Do this
Quote every entry word for word.

Records from a collection
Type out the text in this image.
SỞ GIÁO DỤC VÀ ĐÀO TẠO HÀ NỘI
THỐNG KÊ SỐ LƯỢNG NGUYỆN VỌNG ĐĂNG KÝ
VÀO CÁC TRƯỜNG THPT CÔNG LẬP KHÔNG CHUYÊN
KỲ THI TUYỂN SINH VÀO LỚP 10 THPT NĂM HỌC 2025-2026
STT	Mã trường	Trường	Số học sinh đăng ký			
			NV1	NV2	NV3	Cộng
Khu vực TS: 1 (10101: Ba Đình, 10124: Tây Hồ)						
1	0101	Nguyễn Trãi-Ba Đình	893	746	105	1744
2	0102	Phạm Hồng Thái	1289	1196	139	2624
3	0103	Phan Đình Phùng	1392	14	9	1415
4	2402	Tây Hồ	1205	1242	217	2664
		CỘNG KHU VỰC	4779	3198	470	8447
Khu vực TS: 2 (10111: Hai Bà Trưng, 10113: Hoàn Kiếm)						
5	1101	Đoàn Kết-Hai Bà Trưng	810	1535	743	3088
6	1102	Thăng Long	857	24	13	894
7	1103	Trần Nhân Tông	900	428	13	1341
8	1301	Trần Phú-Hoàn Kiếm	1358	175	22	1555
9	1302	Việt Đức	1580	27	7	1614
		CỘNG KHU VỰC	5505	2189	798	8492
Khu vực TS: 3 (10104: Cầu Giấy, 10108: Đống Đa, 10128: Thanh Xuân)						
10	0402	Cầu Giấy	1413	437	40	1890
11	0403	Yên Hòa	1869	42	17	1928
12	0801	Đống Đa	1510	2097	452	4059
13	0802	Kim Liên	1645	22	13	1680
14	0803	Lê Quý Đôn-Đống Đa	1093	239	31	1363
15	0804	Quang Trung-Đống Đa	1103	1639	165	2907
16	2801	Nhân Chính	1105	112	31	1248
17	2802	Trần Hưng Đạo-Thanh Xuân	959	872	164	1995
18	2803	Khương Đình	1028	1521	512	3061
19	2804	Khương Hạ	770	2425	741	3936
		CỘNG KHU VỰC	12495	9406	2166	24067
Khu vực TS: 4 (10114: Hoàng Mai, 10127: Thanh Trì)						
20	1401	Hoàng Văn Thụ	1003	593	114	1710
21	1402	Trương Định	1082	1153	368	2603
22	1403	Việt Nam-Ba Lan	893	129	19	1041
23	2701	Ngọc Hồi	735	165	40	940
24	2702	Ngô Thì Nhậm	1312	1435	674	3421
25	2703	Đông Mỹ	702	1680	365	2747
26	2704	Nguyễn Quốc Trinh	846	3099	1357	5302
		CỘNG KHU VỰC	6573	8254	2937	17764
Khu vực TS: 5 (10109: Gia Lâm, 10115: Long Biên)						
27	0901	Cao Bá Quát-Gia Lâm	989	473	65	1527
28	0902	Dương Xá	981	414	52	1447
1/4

Expected answer
Type out the text in this image.
SỞ GIÁO DỤC VÀ ĐÀO TẠO HÀ NỘI
THỐNG KÊ SỐ LƯỢNG NGUYỆN VỌNG ĐĂNG KÝ
VÀO CÁC TRƯỜNG THPT CÔNG LẬP KHÔNG CHUYÊN
KỲ THI TUYỂN SINH VÀO LỚP 10 THPT NĂM HỌC 2025-2026
STT	Mã trường	Trường	Số học sinh đăng ký			
			NV1	NV2	NV3	Cộng
Khu vực TS: 1 (10101: Ba Đình, 10124: Tây Hồ)						
1	0101	Nguyễn Trãi-Ba Đình	893	746	105	1744
2	0102	Phạm Hồng Thái	1289	1196	139	2624
3	0103	Phan Đình Phùng	1392	14	9	1415
4	2402	Tây Hồ	1205	1242	217	2664
		CỘNG KHU VỰC	4779	3198	470	8447
Khu vực TS: 2 (10111: Hai Bà Trưng, 10113: Hoàn Kiếm)						
5	1101	Đoàn Kết-Hai Bà Trưng	810	1535	743	3088
6	1102	Thăng Long	857	24	13	894
7	1103	Trần Nhân Tông	900	428	13	1341
8	1301	Trần Phú-Hoàn Kiếm	1358	175	22	1555
9	1302	Việt Đức	1580	27	7	1614
		CỘNG KHU VỰC	5505	2189	798	8492
Khu vực TS: 3 (10104: Cầu Giấy, 10108: Đống Đa, 10128: Thanh Xuân)						
10	0402	Cầu Giấy	1413	437	40	1890
11	0403	Yên Hòa	1869	42	17	1928
12	0801	Đống Đa	1510	2097	452	4059
13	0802	Kim Liên	1645	22	13	1680
14	0803	Lê Quý Đôn-Đống Đa	1093	239	31	1363
15	0804	Quang Trung-Đống Đa	1103	1639	165	2907
16	2801	Nhân Chính	1105	112	31	1248
17	2802	Trần Hưng Đạo-Thanh Xuân	959	872	164	1995
18	2803	Khương Đình	1028	1521	512	3061
19	2804	Khương Hạ	770	2425	741	3936
		CỘNG KHU VỰC	12495	9406	2166	24067
Khu vực TS: 4 (10114: Hoàng Mai, 10127: Thanh Trì)						
20	1401	Hoàng Văn Thụ	1003	593	114	1710
21	1402	Trương Định	1082	1153	368	2603
22	1403	Việt Nam-Ba Lan	893	129	19	1041
23	2701	Ngọc Hồi	735	165	40	940
24	2702	Ngô Thì Nhậm	1312	1435	674	3421
25	2703	Đông Mỹ	702	1680	365	2747
26	2704	Nguyễn Quốc Trinh	846	3099	1357	5302
		CỘNG KHU VỰC	6573	8254	2937	17764
Khu vực TS: 5 (10109: Gia Lâm, 10115: Long Biên)						
27	0901	Cao Bá Quát-Gia Lâm	989	473	65	1527
28	0902	Dương Xá	981	414	52	1447
1/4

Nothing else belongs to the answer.